● Your task
Extract each line of the records below that contains the word "languages".

● Working data
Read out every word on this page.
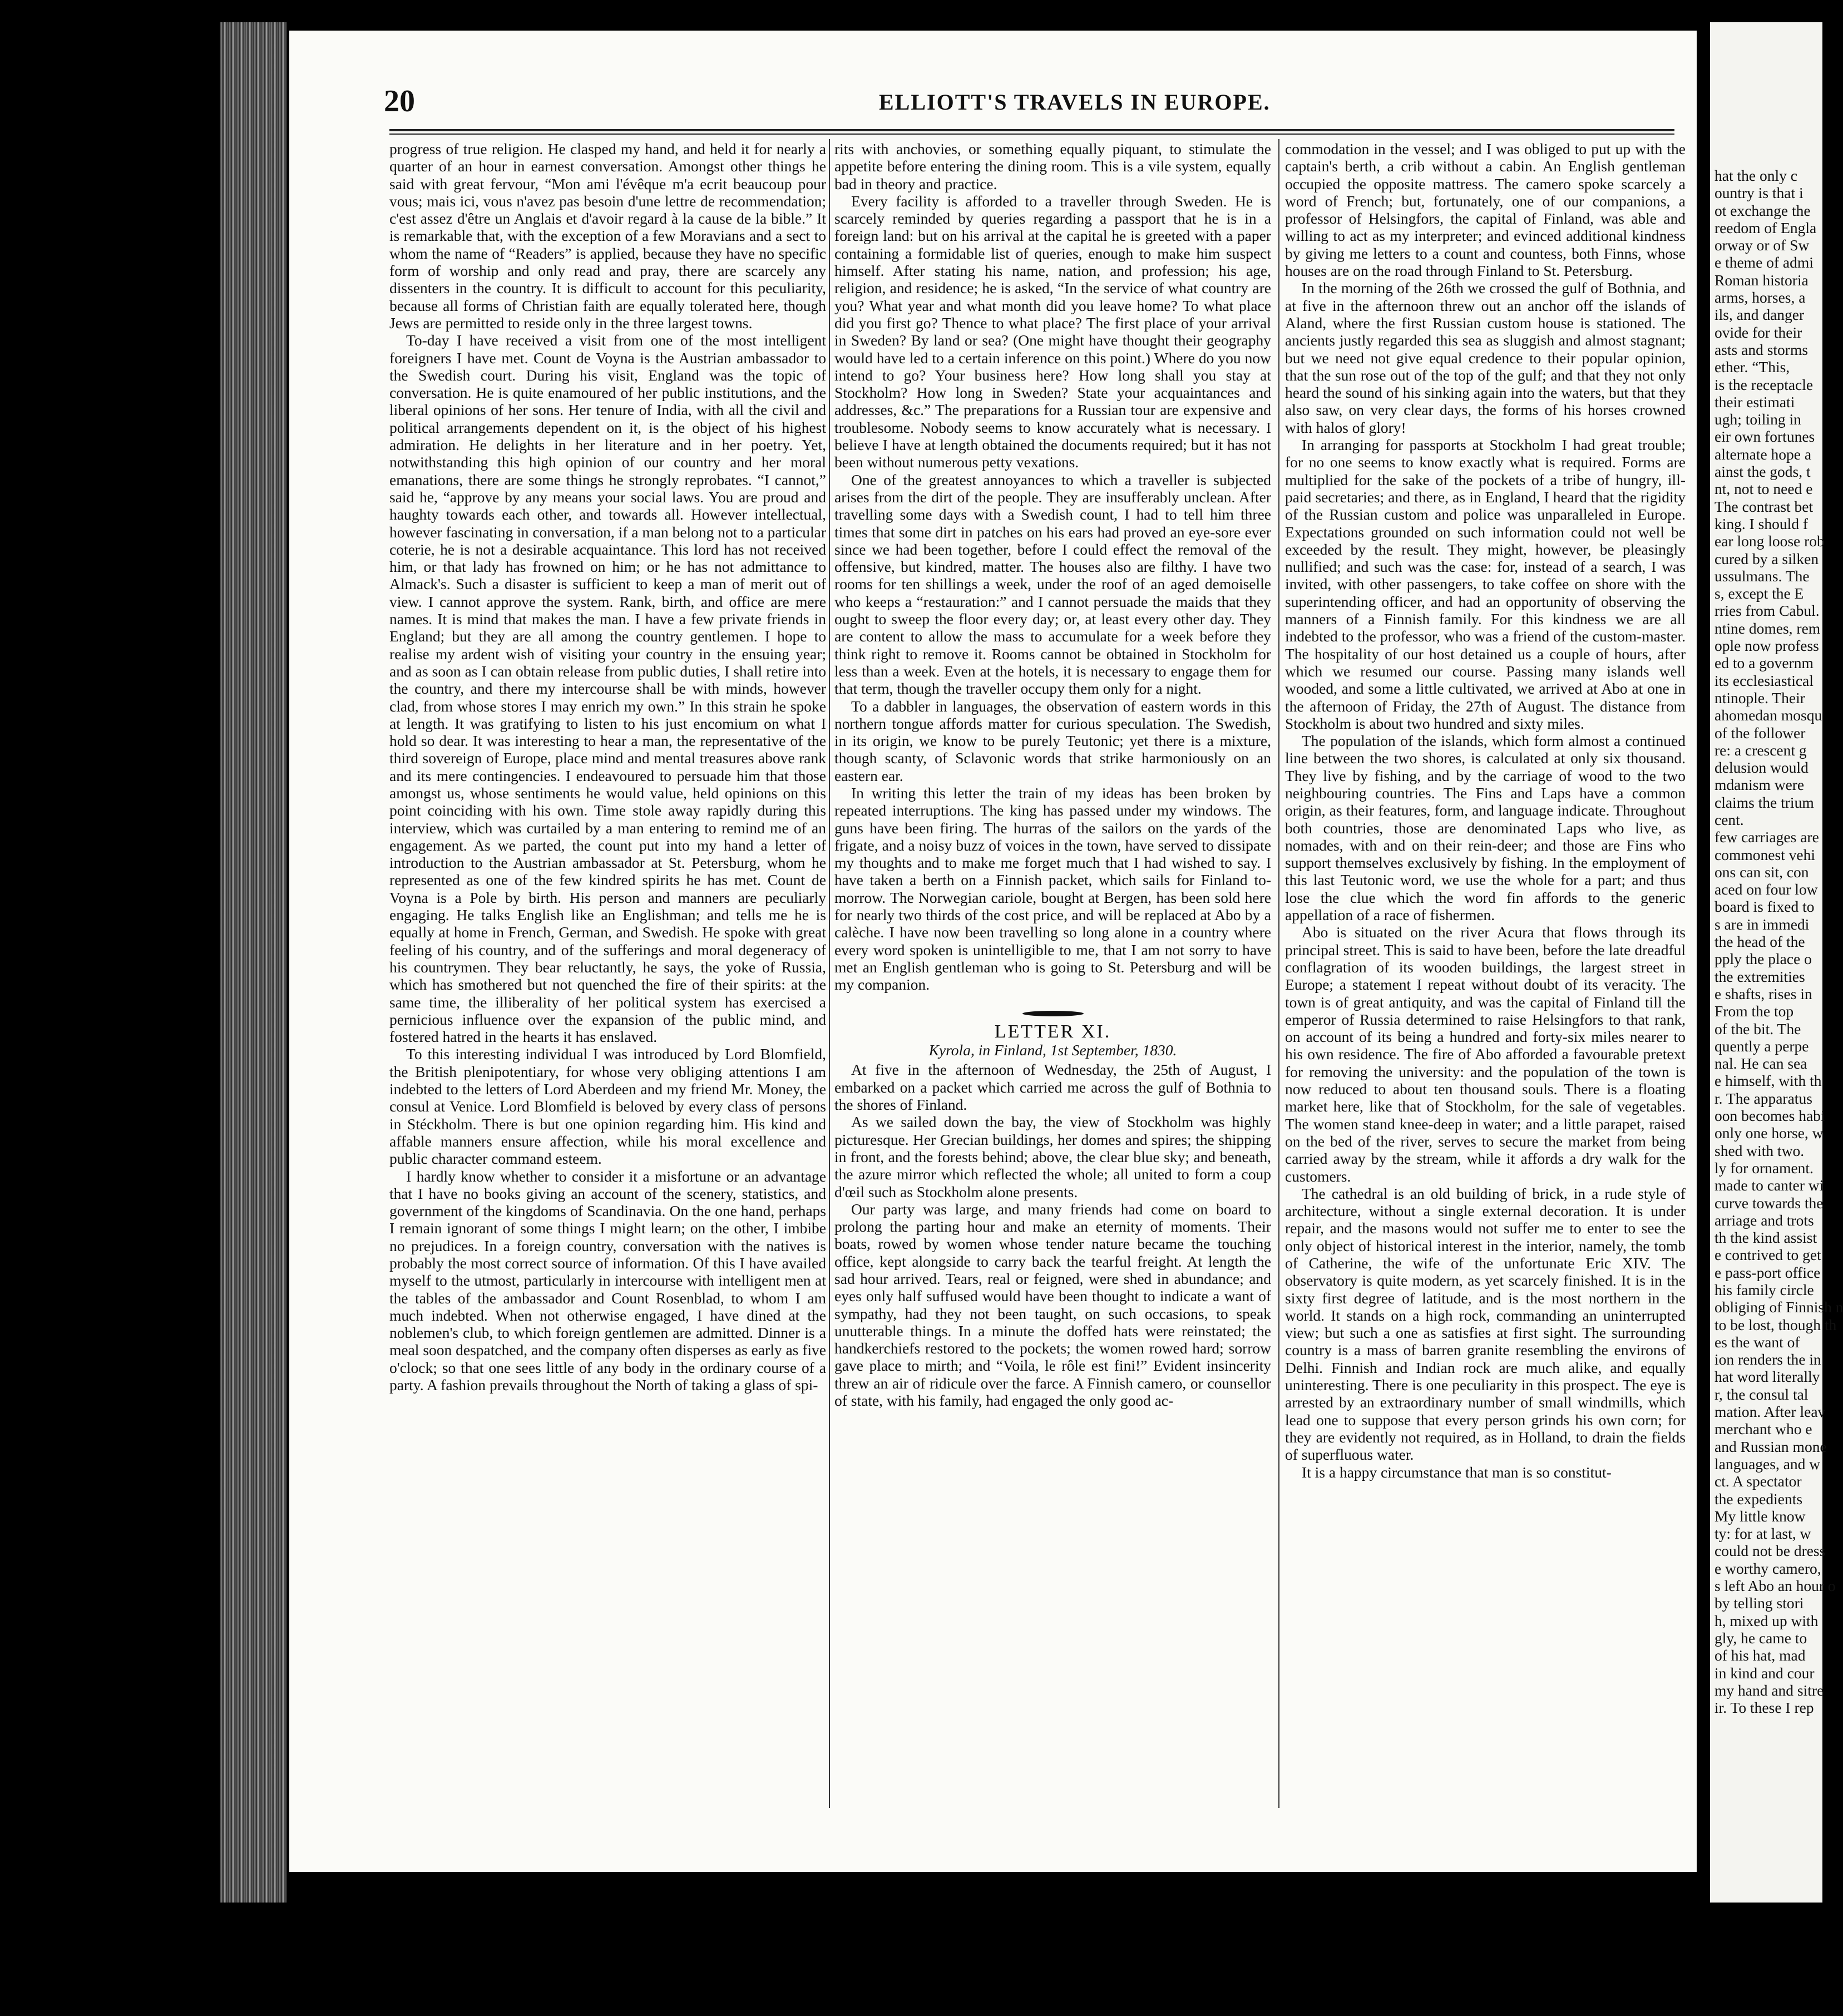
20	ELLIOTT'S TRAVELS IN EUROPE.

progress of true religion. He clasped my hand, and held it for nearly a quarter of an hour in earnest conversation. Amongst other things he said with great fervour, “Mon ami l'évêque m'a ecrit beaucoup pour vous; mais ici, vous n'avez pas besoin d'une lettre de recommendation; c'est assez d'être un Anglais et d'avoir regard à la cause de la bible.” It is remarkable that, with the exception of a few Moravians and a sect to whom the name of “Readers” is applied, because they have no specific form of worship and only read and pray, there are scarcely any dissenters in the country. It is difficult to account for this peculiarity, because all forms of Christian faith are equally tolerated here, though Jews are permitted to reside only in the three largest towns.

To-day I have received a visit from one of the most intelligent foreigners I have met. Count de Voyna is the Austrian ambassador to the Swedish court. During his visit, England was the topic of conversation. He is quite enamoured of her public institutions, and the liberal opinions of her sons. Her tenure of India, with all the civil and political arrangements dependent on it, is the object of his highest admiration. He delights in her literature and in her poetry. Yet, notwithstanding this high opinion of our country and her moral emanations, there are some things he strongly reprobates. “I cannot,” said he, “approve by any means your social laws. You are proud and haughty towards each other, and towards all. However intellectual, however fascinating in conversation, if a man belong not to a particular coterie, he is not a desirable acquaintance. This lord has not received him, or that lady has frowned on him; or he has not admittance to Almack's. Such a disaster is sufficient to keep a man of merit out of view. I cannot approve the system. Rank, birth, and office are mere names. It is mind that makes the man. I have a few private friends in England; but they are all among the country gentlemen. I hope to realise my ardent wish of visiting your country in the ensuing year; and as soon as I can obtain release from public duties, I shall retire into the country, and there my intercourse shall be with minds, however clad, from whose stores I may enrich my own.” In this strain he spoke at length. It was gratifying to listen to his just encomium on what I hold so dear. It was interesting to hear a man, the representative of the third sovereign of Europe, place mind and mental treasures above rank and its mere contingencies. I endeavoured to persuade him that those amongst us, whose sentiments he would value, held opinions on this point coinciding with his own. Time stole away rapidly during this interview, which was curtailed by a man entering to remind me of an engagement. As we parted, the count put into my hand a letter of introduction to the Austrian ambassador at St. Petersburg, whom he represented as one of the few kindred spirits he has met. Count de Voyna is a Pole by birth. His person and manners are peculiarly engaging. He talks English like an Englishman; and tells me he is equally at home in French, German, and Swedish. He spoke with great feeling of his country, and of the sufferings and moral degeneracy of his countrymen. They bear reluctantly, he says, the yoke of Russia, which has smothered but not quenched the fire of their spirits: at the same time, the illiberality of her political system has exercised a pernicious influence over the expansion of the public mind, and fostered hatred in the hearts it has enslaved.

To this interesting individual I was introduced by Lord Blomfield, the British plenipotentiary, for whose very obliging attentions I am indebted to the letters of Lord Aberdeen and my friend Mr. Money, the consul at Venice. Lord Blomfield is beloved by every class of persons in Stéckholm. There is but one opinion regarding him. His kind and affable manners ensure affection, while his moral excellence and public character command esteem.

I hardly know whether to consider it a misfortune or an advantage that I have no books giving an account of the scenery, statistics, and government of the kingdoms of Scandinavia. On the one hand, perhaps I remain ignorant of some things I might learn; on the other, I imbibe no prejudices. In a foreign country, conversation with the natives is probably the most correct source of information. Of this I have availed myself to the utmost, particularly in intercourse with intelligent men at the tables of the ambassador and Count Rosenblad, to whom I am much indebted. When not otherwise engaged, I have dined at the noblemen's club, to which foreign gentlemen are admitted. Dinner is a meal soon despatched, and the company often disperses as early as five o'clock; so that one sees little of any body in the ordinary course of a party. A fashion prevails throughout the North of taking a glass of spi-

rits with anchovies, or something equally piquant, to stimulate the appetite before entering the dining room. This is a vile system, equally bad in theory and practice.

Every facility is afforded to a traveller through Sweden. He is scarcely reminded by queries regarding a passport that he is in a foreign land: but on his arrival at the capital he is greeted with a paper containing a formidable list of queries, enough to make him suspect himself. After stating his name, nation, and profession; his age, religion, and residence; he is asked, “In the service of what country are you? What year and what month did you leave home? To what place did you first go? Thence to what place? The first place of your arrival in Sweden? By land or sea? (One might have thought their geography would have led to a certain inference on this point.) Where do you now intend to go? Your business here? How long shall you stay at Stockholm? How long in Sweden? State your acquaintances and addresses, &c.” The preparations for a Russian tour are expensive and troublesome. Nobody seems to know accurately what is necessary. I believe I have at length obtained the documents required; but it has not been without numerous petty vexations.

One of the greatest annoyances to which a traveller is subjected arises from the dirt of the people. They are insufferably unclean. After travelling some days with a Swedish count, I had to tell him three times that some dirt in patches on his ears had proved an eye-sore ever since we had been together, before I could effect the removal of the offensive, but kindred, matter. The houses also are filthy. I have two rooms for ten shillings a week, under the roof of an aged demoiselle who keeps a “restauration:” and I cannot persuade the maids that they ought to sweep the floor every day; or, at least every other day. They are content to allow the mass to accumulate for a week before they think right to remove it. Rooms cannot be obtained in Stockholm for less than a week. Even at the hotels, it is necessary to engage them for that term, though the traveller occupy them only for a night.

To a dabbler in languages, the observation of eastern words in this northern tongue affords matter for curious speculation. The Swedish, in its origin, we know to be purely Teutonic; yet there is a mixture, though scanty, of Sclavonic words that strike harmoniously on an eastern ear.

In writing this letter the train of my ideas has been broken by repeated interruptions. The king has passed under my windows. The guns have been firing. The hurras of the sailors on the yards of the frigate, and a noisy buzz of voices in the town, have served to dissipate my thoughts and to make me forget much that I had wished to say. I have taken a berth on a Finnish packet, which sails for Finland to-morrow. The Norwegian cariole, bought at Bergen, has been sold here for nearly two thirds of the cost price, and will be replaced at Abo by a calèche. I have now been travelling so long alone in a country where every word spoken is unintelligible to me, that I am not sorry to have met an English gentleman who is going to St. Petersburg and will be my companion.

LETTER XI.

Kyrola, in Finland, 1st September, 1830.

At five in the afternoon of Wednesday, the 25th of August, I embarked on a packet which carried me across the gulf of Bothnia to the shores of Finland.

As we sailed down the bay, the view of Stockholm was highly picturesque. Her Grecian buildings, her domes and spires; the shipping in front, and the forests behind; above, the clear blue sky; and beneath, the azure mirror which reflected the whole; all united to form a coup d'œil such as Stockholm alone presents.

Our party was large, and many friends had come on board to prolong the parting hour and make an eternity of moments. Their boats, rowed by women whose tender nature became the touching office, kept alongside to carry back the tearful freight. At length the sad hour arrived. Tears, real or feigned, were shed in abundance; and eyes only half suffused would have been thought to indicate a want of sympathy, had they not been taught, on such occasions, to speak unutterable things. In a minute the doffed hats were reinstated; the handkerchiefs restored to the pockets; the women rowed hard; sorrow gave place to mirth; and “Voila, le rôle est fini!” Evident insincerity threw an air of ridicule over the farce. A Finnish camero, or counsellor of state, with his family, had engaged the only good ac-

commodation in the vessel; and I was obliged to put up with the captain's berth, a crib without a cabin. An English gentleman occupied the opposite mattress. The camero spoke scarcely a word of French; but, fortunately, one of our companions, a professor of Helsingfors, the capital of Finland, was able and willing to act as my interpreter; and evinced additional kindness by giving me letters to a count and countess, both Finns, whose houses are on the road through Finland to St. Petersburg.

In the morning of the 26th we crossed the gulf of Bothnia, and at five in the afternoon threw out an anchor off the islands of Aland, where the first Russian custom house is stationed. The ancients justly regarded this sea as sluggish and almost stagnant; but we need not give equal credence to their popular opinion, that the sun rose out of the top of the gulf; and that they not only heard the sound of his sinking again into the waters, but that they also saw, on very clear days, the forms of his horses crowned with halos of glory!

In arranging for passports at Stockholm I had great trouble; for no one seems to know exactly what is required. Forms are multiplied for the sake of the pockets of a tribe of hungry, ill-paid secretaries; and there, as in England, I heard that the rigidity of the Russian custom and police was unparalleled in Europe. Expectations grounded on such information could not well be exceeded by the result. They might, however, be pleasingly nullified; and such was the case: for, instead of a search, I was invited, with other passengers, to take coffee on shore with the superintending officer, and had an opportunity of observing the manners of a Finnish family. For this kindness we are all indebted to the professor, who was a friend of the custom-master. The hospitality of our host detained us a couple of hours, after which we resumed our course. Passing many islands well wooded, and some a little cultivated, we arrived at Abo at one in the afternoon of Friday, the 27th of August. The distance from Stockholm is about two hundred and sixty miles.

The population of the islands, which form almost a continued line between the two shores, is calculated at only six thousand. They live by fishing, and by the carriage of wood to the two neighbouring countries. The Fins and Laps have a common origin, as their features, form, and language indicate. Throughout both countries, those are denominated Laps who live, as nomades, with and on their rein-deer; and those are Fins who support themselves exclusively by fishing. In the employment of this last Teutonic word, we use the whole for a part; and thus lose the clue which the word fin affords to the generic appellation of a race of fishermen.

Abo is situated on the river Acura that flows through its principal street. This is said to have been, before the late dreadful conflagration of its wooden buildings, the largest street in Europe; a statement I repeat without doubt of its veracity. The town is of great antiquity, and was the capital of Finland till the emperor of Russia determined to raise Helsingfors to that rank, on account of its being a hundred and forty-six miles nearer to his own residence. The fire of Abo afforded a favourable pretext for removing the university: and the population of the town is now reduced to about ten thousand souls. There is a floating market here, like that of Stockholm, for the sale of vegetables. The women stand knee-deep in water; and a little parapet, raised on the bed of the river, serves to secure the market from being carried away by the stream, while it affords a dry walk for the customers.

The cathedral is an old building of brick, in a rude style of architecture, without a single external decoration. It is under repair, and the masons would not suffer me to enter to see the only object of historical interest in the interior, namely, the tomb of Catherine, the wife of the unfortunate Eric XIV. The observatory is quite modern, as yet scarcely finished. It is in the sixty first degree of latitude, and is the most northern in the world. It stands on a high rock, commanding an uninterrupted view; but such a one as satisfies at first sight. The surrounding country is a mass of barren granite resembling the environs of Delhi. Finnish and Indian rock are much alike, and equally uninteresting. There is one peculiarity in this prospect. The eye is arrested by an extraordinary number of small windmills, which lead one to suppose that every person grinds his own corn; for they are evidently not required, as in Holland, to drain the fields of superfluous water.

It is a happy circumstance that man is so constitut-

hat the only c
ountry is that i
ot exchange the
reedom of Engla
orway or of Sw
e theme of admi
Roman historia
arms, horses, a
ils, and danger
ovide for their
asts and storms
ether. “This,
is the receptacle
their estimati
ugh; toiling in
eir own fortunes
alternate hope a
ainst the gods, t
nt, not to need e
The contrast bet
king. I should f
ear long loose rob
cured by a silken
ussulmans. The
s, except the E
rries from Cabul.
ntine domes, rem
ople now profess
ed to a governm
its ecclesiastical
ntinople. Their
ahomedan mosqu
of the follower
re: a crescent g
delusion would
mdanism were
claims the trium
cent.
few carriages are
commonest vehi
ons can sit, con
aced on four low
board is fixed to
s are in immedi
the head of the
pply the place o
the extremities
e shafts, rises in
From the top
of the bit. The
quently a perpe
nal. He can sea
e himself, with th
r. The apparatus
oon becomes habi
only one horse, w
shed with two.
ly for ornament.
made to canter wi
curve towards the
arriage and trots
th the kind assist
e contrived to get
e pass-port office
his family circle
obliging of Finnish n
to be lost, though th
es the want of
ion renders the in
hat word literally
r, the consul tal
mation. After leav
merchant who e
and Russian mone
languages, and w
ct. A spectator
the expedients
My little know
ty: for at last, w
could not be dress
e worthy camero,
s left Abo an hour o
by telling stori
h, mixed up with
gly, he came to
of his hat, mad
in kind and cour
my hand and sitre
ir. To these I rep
---
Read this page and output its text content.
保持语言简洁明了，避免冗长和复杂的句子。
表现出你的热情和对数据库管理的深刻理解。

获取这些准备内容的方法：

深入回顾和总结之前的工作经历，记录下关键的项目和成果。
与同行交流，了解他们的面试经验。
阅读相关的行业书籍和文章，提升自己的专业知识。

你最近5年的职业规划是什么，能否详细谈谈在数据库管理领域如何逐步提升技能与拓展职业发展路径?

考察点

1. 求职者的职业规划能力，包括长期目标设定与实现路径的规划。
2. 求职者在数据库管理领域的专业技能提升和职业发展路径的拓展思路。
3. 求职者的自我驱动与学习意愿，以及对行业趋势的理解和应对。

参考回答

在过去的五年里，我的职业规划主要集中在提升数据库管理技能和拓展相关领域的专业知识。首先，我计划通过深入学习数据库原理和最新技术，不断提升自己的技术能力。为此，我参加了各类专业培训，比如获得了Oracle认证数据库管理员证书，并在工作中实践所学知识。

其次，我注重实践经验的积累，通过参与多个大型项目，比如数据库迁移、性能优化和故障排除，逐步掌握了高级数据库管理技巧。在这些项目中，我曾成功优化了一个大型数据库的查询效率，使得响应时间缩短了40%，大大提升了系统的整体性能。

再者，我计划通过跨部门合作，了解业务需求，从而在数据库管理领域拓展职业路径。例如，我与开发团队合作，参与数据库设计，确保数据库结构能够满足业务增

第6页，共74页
--
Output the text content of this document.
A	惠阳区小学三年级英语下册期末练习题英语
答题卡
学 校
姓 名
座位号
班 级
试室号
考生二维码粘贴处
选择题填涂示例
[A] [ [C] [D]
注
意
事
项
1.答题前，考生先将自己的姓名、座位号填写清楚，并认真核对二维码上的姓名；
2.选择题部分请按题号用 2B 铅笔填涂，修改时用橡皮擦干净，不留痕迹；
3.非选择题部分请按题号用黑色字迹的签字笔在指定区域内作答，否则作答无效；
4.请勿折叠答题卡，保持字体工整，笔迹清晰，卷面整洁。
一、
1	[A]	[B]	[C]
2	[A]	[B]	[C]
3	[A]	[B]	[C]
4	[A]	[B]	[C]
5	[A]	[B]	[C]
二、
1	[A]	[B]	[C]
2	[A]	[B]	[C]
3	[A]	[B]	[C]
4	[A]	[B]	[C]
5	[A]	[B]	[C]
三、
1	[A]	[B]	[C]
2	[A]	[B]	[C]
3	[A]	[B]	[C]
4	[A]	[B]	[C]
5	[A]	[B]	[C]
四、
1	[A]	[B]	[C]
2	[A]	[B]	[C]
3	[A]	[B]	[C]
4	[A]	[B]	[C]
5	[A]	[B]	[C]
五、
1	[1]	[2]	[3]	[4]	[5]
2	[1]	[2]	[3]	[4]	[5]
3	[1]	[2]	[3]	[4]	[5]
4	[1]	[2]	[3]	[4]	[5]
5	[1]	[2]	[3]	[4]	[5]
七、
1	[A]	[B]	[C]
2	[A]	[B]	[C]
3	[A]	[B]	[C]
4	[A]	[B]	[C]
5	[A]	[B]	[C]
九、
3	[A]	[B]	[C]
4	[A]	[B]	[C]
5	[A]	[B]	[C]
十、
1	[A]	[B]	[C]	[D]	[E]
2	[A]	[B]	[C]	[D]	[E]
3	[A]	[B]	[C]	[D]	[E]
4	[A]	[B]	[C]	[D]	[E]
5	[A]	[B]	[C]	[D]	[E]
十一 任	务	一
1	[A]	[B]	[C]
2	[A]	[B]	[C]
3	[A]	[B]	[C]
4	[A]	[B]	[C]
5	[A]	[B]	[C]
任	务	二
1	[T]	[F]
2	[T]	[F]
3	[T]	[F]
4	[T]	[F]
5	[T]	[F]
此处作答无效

● Completed exercise
To a dabbler in languages, the observation of eastern words in this northern tongue affords matter for curious speculation. The Swedish, in its origin, we know to be purely Teutonic; yet there is a mixture, though scanty, of Sclavonic words that strike harmoniously on an eastern ear.
languages, and w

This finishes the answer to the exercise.